• _Exercise_: Restate the whole listing word for word. Pictures are left out.

• _Data section_:
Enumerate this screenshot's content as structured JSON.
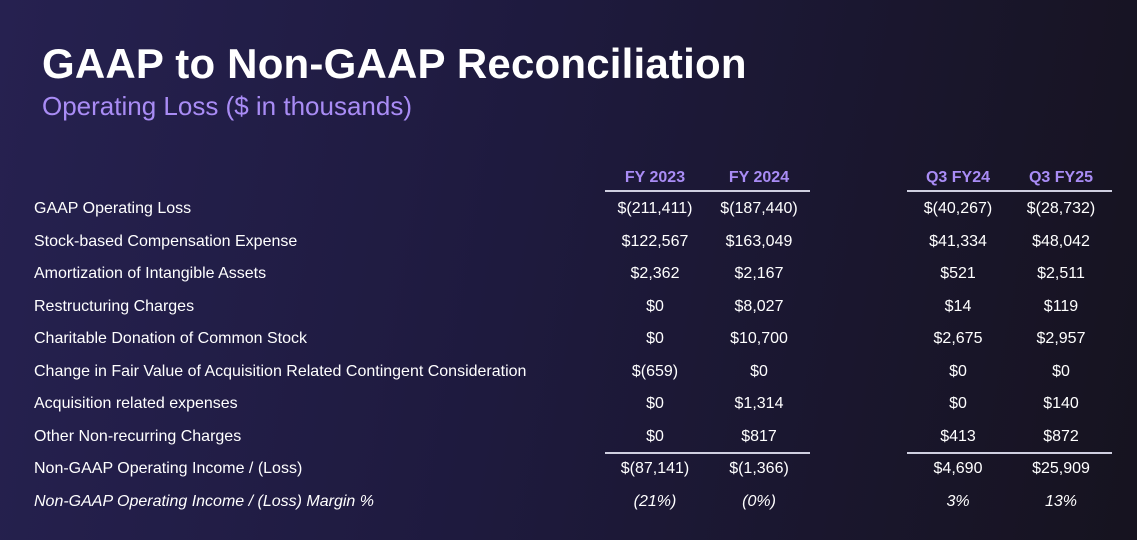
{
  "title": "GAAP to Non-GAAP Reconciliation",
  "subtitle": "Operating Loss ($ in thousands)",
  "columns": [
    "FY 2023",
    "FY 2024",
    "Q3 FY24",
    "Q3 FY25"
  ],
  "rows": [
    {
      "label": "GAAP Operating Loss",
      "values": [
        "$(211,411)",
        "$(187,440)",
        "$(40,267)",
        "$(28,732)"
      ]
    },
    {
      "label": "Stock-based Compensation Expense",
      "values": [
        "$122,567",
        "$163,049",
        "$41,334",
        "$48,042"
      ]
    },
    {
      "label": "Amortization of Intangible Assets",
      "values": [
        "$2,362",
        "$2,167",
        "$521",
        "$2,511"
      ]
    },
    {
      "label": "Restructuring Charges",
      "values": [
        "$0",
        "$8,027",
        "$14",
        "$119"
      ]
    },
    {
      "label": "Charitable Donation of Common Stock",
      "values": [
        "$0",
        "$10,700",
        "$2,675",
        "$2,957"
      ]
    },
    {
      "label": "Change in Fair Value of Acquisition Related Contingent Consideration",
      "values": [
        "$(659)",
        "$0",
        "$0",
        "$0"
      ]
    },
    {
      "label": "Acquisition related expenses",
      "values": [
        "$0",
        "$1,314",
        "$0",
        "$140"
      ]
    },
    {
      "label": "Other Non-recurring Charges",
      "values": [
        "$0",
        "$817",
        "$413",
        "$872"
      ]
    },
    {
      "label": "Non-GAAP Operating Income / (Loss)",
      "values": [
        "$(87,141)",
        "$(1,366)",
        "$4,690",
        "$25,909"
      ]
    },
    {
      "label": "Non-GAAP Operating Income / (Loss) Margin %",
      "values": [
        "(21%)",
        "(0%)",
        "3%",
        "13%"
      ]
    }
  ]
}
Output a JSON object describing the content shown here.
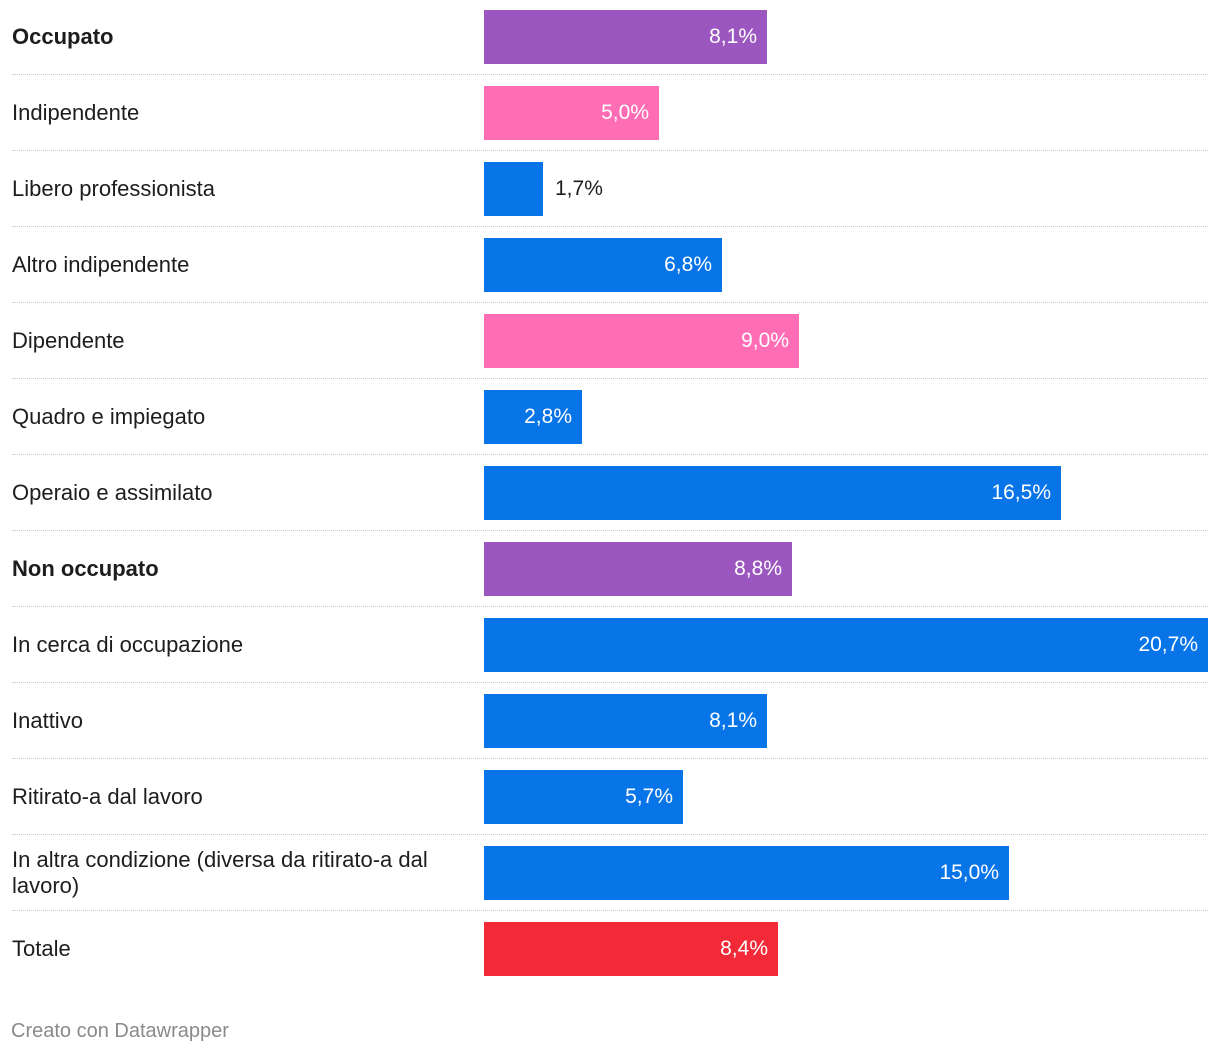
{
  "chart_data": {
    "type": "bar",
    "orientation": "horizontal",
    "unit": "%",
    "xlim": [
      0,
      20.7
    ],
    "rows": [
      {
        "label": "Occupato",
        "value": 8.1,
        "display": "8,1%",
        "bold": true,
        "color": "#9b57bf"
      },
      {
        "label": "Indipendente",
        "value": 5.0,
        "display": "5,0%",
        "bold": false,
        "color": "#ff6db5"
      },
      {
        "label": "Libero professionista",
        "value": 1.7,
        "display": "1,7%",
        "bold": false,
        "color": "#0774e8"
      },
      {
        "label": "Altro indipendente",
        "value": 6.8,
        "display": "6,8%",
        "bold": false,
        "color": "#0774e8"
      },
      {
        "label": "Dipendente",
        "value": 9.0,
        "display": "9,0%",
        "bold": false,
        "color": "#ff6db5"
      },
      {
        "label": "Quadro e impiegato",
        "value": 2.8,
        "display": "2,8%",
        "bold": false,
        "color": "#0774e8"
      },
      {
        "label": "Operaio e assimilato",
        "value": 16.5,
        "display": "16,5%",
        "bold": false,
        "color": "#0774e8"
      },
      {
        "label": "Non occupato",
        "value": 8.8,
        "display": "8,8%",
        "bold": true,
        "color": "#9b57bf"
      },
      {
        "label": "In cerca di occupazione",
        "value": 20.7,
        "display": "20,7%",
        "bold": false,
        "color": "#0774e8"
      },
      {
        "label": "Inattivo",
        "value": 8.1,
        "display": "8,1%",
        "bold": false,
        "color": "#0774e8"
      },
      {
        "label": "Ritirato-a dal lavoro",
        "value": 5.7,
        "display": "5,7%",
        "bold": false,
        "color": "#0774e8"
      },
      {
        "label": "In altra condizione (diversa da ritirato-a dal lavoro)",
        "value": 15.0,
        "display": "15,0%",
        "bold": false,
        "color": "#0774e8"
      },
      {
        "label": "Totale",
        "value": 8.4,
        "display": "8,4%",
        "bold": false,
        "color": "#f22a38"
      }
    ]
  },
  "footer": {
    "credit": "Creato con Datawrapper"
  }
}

• _Complete output_:
Enumerate this screenshot's content as structured JSON.
{
  "title": "GAAP to Non-GAAP Reconciliation",
  "subtitle": "Operating Loss ($ in thousands)",
  "columns": [
    "FY 2023",
    "FY 2024",
    "Q3 FY24",
    "Q3 FY25"
  ],
  "rows": [
    {
      "label": "GAAP Operating Loss",
      "values": [
        "$(211,411)",
        "$(187,440)",
        "$(40,267)",
        "$(28,732)"
      ]
    },
    {
      "label": "Stock-based Compensation Expense",
      "values": [
        "$122,567",
        "$163,049",
        "$41,334",
        "$48,042"
      ]
    },
    {
      "label": "Amortization of Intangible Assets",
      "values": [
        "$2,362",
        "$2,167",
        "$521",
        "$2,511"
      ]
    },
    {
      "label": "Restructuring Charges",
      "values": [
        "$0",
        "$8,027",
        "$14",
        "$119"
      ]
    },
    {
      "label": "Charitable Donation of Common Stock",
      "values": [
        "$0",
        "$10,700",
        "$2,675",
        "$2,957"
      ]
    },
    {
      "label": "Change in Fair Value of Acquisition Related Contingent Consideration",
      "values": [
        "$(659)",
        "$0",
        "$0",
        "$0"
      ]
    },
    {
      "label": "Acquisition related expenses",
      "values": [
        "$0",
        "$1,314",
        "$0",
        "$140"
      ]
    },
    {
      "label": "Other Non-recurring Charges",
      "values": [
        "$0",
        "$817",
        "$413",
        "$872"
      ]
    },
    {
      "label": "Non-GAAP Operating Income / (Loss)",
      "values": [
        "$(87,141)",
        "$(1,366)",
        "$4,690",
        "$25,909"
      ]
    },
    {
      "label": "Non-GAAP Operating Income / (Loss) Margin %",
      "values": [
        "(21%)",
        "(0%)",
        "3%",
        "13%"
      ]
    }
  ]
}
Output a JSON object describing the content shown here.
{
  "chart_data": {
    "type": "bar",
    "orientation": "horizontal",
    "unit": "%",
    "xlim": [
      0,
      20.7
    ],
    "rows": [
      {
        "label": "Occupato",
        "value": 8.1,
        "display": "8,1%",
        "bold": true,
        "color": "#9b57bf"
      },
      {
        "label": "Indipendente",
        "value": 5.0,
        "display": "5,0%",
        "bold": false,
        "color": "#ff6db5"
      },
      {
        "label": "Libero professionista",
        "value": 1.7,
        "display": "1,7%",
        "bold": false,
        "color": "#0774e8"
      },
      {
        "label": "Altro indipendente",
        "value": 6.8,
        "display": "6,8%",
        "bold": false,
        "color": "#0774e8"
      },
      {
        "label": "Dipendente",
        "value": 9.0,
        "display": "9,0%",
        "bold": false,
        "color": "#ff6db5"
      },
      {
        "label": "Quadro e impiegato",
        "value": 2.8,
        "display": "2,8%",
        "bold": false,
        "color": "#0774e8"
      },
      {
        "label": "Operaio e assimilato",
        "value": 16.5,
        "display": "16,5%",
        "bold": false,
        "color": "#0774e8"
      },
      {
        "label": "Non occupato",
        "value": 8.8,
        "display": "8,8%",
        "bold": true,
        "color": "#9b57bf"
      },
      {
        "label": "In cerca di occupazione",
        "value": 20.7,
        "display": "20,7%",
        "bold": false,
        "color": "#0774e8"
      },
      {
        "label": "Inattivo",
        "value": 8.1,
        "display": "8,1%",
        "bold": false,
        "color": "#0774e8"
      },
      {
        "label": "Ritirato-a dal lavoro",
        "value": 5.7,
        "display": "5,7%",
        "bold": false,
        "color": "#0774e8"
      },
      {
        "label": "In altra condizione (diversa da ritirato-a dal lavoro)",
        "value": 15.0,
        "display": "15,0%",
        "bold": false,
        "color": "#0774e8"
      },
      {
        "label": "Totale",
        "value": 8.4,
        "display": "8,4%",
        "bold": false,
        "color": "#f22a38"
      }
    ]
  },
  "footer": {
    "credit": "Creato con Datawrapper"
  }
}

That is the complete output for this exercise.